### Records supplied
————————
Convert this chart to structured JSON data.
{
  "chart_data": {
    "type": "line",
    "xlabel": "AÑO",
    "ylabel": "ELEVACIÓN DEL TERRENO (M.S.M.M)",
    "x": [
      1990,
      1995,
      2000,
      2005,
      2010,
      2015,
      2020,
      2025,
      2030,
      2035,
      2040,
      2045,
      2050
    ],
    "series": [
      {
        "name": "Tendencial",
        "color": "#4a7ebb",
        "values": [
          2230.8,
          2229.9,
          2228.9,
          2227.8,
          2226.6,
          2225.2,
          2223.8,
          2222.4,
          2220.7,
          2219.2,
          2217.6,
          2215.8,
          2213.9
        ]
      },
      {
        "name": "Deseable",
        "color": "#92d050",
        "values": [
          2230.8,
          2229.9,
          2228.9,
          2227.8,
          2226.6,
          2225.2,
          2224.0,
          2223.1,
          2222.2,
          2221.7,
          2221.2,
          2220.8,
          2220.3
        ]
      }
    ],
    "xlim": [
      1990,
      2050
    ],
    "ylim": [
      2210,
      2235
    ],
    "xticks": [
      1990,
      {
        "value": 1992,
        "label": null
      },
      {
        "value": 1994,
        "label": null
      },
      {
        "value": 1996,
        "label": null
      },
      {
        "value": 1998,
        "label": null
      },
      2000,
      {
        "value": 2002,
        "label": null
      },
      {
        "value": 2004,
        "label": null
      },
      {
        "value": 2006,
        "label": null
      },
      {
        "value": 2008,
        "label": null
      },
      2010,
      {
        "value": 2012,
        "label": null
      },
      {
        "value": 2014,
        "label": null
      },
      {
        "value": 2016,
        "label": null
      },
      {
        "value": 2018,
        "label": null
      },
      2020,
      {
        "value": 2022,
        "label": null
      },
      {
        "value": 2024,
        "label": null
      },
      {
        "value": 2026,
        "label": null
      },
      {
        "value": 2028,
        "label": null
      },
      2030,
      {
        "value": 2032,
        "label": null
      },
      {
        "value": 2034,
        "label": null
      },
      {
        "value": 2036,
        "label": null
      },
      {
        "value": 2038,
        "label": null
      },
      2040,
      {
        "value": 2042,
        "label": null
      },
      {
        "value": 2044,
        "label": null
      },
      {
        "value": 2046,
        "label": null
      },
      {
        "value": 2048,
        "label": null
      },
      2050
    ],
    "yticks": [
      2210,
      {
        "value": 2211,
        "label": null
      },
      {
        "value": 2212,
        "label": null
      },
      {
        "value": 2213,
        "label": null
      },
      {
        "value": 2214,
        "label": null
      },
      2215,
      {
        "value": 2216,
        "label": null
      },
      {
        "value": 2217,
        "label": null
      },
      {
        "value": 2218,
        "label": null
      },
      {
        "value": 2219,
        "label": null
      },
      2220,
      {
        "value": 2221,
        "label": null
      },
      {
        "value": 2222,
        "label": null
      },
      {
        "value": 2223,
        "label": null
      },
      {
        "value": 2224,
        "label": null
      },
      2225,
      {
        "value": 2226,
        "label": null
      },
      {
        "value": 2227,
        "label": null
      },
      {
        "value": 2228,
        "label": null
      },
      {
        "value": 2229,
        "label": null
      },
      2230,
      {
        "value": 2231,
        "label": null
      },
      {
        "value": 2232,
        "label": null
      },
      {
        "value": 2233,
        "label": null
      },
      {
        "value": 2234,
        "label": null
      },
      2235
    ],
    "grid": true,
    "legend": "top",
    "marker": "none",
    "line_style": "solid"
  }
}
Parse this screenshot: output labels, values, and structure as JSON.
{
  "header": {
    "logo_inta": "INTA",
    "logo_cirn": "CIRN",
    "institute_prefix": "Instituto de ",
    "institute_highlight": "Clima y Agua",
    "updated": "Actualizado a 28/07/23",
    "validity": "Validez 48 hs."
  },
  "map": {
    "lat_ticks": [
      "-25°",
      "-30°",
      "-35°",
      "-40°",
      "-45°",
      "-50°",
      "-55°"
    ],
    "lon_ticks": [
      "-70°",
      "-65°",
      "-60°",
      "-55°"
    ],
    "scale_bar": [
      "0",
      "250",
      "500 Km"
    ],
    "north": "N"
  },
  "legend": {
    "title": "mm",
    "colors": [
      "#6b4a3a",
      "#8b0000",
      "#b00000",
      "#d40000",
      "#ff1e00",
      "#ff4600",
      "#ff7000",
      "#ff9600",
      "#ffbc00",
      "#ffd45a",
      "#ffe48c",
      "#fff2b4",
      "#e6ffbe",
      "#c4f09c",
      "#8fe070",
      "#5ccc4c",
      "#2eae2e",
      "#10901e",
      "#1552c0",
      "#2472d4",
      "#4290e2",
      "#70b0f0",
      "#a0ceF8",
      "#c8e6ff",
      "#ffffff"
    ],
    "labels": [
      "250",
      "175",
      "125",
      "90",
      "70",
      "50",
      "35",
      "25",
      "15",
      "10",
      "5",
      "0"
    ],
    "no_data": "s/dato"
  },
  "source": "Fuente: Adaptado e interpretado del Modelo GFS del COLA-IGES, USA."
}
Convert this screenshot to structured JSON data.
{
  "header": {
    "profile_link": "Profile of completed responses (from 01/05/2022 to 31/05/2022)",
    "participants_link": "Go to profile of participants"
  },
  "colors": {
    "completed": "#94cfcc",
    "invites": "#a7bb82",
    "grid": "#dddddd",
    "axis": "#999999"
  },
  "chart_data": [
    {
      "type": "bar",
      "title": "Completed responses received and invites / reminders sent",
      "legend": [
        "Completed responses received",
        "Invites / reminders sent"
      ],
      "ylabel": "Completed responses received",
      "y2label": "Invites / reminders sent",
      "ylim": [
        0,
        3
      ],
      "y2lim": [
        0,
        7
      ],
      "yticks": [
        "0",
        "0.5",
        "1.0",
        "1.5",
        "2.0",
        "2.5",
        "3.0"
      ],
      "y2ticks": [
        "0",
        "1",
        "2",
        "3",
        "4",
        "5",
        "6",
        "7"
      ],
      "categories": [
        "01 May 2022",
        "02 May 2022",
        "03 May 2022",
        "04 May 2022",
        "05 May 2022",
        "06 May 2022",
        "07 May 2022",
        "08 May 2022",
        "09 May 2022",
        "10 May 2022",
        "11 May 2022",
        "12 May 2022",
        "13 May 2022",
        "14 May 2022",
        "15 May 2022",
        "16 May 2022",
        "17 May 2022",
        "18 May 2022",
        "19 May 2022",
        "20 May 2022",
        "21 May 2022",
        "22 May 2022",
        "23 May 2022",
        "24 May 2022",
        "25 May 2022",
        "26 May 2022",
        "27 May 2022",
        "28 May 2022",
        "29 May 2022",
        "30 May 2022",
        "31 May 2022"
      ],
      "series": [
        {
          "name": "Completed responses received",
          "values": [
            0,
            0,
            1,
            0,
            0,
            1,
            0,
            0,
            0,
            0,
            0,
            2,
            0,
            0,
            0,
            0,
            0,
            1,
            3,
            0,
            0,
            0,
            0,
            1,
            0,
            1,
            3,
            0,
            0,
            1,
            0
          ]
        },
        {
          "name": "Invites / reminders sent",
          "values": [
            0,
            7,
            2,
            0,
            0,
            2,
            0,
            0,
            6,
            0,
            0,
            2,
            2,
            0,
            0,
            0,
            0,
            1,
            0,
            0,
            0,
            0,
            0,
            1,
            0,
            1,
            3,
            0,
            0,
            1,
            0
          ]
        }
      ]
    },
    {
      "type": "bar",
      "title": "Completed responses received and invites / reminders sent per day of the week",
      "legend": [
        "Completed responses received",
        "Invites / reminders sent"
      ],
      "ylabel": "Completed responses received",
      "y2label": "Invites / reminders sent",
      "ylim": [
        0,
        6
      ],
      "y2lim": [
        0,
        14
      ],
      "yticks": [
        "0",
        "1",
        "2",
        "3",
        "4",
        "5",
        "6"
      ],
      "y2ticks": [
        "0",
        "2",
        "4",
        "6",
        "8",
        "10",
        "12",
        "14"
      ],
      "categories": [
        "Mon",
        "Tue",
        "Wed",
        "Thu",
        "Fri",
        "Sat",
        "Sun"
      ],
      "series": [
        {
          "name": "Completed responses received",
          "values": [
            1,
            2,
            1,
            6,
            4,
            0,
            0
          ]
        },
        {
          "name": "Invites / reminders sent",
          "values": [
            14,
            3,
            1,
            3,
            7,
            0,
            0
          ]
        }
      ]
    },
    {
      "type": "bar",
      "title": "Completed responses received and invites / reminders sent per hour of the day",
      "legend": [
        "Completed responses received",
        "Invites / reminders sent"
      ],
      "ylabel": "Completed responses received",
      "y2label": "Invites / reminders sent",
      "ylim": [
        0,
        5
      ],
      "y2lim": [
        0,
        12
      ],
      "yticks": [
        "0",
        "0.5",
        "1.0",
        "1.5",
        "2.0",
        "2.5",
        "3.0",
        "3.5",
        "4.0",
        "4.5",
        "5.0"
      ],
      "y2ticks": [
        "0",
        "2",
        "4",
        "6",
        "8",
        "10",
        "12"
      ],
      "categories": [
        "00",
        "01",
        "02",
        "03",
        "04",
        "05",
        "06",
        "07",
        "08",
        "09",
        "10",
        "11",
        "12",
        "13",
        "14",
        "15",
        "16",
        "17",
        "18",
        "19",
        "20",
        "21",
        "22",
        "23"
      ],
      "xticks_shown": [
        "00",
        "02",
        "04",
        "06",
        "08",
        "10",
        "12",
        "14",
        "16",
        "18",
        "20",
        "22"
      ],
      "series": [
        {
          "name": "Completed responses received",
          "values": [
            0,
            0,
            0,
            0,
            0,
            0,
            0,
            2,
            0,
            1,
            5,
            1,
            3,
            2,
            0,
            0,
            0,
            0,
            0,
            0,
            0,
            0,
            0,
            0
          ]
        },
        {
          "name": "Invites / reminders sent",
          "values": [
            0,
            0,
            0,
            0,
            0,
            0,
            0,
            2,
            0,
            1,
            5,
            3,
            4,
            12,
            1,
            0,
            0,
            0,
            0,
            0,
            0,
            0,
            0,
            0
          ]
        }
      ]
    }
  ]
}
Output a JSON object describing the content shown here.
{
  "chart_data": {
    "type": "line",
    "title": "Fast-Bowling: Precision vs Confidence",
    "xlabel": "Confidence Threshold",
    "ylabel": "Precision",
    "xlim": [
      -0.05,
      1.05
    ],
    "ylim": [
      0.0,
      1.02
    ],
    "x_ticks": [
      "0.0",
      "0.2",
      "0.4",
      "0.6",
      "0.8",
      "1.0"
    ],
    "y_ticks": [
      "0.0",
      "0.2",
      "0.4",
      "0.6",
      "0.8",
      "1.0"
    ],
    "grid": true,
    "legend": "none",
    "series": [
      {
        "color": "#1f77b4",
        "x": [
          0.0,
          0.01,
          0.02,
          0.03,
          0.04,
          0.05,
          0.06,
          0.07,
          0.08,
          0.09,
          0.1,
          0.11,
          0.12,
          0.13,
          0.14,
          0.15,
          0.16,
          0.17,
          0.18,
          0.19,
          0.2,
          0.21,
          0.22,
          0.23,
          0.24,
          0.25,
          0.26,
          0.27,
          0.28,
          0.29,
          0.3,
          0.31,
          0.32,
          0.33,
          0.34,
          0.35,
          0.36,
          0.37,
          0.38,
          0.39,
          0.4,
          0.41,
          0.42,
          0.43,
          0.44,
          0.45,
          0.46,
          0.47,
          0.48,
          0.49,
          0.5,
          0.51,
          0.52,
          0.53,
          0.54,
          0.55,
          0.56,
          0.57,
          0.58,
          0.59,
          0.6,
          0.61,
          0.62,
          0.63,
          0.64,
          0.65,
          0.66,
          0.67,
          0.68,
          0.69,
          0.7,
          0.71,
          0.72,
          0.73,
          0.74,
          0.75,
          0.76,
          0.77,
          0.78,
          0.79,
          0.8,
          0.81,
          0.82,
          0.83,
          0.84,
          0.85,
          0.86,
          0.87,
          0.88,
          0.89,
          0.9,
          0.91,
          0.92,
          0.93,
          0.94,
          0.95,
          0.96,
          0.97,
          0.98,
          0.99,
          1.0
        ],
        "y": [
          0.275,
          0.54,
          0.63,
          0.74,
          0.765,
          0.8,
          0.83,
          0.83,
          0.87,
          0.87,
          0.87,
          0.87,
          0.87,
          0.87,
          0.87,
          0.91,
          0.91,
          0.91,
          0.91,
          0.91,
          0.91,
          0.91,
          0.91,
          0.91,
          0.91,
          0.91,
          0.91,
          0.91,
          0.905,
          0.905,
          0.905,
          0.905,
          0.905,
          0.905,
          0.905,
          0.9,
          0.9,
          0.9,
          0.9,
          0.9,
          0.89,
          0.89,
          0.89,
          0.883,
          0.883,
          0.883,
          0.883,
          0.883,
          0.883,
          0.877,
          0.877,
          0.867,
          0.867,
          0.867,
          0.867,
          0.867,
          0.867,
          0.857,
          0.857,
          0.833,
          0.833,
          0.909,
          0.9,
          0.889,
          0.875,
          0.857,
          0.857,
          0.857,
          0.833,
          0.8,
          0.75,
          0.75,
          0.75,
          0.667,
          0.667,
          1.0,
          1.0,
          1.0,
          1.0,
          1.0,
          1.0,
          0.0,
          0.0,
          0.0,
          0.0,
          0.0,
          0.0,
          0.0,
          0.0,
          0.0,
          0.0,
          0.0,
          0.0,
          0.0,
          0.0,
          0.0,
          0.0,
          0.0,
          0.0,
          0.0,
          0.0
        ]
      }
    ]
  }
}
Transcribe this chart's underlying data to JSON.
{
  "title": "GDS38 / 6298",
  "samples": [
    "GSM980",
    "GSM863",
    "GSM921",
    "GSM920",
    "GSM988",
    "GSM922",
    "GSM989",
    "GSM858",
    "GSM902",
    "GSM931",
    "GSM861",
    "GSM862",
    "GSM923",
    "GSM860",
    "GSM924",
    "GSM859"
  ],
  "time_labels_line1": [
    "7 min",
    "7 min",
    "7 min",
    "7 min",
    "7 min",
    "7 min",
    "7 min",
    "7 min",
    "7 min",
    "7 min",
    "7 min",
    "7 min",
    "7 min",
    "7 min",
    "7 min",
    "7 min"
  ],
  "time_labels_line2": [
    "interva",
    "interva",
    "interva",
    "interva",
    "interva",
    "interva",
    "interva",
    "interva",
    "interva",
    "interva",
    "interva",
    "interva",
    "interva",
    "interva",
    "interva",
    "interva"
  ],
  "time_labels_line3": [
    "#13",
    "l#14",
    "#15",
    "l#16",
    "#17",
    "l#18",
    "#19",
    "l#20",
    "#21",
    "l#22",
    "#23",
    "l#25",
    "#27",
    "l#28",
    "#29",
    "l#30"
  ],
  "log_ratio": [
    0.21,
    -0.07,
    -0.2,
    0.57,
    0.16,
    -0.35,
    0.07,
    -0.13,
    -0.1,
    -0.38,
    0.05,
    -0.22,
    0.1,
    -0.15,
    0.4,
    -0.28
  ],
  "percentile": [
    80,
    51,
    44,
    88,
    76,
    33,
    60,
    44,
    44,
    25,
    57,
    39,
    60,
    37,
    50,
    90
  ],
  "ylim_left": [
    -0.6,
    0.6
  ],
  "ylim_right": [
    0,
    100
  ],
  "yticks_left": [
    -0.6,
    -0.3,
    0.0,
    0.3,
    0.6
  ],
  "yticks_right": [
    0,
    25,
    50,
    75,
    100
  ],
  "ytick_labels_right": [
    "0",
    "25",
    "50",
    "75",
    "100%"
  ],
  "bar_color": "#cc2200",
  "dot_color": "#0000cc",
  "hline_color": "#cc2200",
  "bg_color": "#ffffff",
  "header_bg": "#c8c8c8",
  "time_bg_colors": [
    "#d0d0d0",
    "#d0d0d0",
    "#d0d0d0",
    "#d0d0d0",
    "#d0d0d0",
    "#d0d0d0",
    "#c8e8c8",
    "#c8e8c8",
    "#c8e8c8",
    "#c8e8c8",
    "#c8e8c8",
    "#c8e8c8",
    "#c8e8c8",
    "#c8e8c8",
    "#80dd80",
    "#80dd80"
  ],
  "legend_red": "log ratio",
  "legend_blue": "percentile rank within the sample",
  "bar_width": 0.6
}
————————
Gather every line from the listing above in which "xlabel" appears, and copy those lines.

    "xlabel": "AÑO",
    "xlabel": "Confidence Threshold",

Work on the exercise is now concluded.